*What is expected:* Restate the material word for word and leave out anything that is a picture.

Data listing
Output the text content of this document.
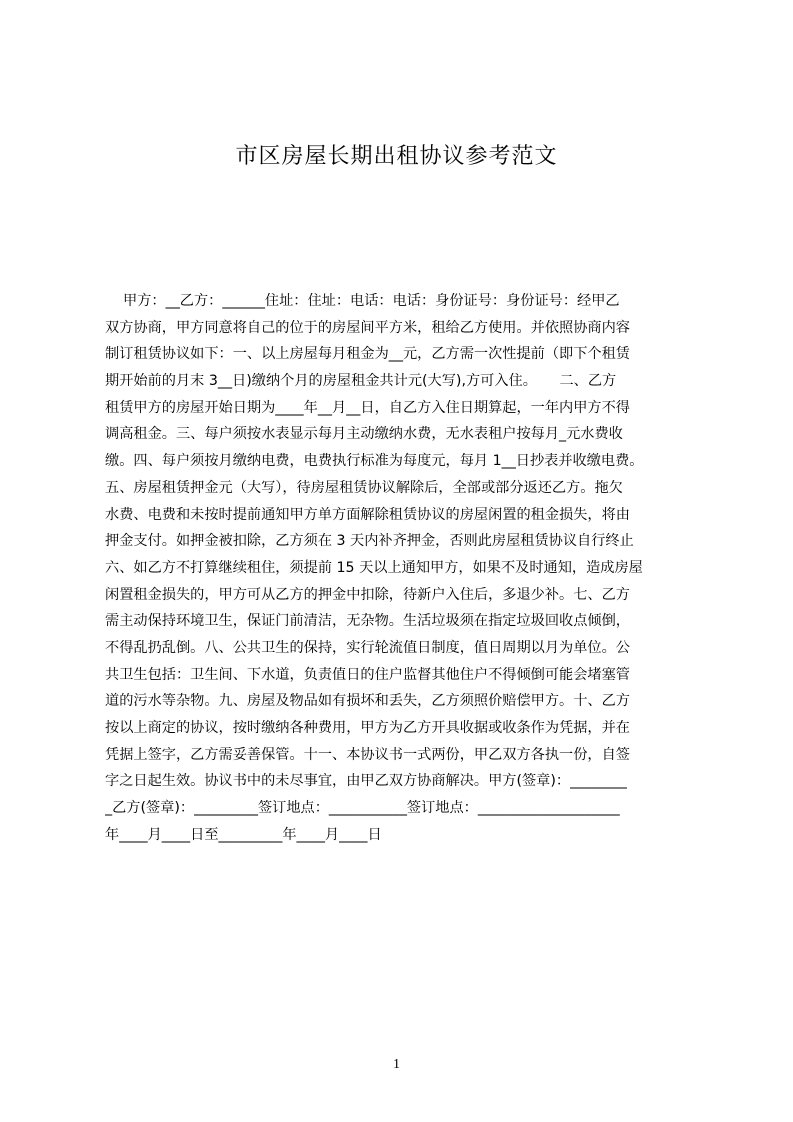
市区房屋长期出租协议参考范文
甲方：__乙方：______住址：住址：电话：电话：身份证号：身份证号：经甲乙
双方协商，甲方同意将自己的位于的房屋间平方米，租给乙方使用。并依照协商内容
制订租赁协议如下：一、以上房屋每月租金为__元，乙方需一次性提前（即下个租赁
期开始前的月末 3__日)缴纳个月的房屋租金共计元(大写),方可入住。     二、乙方
租赁甲方的房屋开始日期为____年__月__日，自乙方入住日期算起，一年内甲方不得
调高租金。三、每户须按水表显示每月主动缴纳水费，无水表租户按每月_元水费收
缴。四、每户须按月缴纳电费，电费执行标准为每度元，每月 1__日抄表并收缴电费。
五、房屋租赁押金元（大写），待房屋租赁协议解除后，全部或部分返还乙方。拖欠
水费、电费和未按时提前通知甲方单方面解除租赁协议的房屋闲置的租金损失，将由
押金支付。如押金被扣除，乙方须在 3 天内补齐押金，否则此房屋租赁协议自行终止
六、如乙方不打算继续租住，须提前 15 天以上通知甲方，如果不及时通知，造成房屋
闲置租金损失的，甲方可从乙方的押金中扣除，待新户入住后，多退少补。七、乙方
需主动保持环境卫生，保证门前清洁，无杂物。生活垃圾须在指定垃圾回收点倾倒，
不得乱扔乱倒。八、公共卫生的保持，实行轮流值日制度，值日周期以月为单位。公
共卫生包括：卫生间、下水道，负责值日的住户监督其他住户不得倾倒可能会堵塞管
道的污水等杂物。九、房屋及物品如有损坏和丢失，乙方须照价赔偿甲方。十、乙方
按以上商定的协议，按时缴纳各种费用，甲方为乙方开具收据或收条作为凭据，并在
凭据上签字，乙方需妥善保管。十一、本协议书一式两份，甲乙双方各执一份，自签
字之日起生效。协议书中的未尽事宜，由甲乙双方协商解决。甲方(签章)：________
_乙方(签章)：_________签订地点：___________签订地点：____________________
年____月____日至_________年____月____日
1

*Exercise result:*
Output the text content of this document.
市区房屋长期出租协议参考范文
甲方：__乙方：______住址：住址：电话：电话：身份证号：身份证号：经甲乙
双方协商，甲方同意将自己的位于的房屋间平方米，租给乙方使用。并依照协商内容
制订租赁协议如下：一、以上房屋每月租金为__元，乙方需一次性提前（即下个租赁
期开始前的月末 3__日)缴纳个月的房屋租金共计元(大写),方可入住。     二、乙方
租赁甲方的房屋开始日期为____年__月__日，自乙方入住日期算起，一年内甲方不得
调高租金。三、每户须按水表显示每月主动缴纳水费，无水表租户按每月_元水费收
缴。四、每户须按月缴纳电费，电费执行标准为每度元，每月 1__日抄表并收缴电费。
五、房屋租赁押金元（大写），待房屋租赁协议解除后，全部或部分返还乙方。拖欠
水费、电费和未按时提前通知甲方单方面解除租赁协议的房屋闲置的租金损失，将由
押金支付。如押金被扣除，乙方须在 3 天内补齐押金，否则此房屋租赁协议自行终止
六、如乙方不打算继续租住，须提前 15 天以上通知甲方，如果不及时通知，造成房屋
闲置租金损失的，甲方可从乙方的押金中扣除，待新户入住后，多退少补。七、乙方
需主动保持环境卫生，保证门前清洁，无杂物。生活垃圾须在指定垃圾回收点倾倒，
不得乱扔乱倒。八、公共卫生的保持，实行轮流值日制度，值日周期以月为单位。公
共卫生包括：卫生间、下水道，负责值日的住户监督其他住户不得倾倒可能会堵塞管
道的污水等杂物。九、房屋及物品如有损坏和丢失，乙方须照价赔偿甲方。十、乙方
按以上商定的协议，按时缴纳各种费用，甲方为乙方开具收据或收条作为凭据，并在
凭据上签字，乙方需妥善保管。十一、本协议书一式两份，甲乙双方各执一份，自签
字之日起生效。协议书中的未尽事宜，由甲乙双方协商解决。甲方(签章)：________
_乙方(签章)：_________签订地点：___________签订地点：____________________
年____月____日至_________年____月____日
1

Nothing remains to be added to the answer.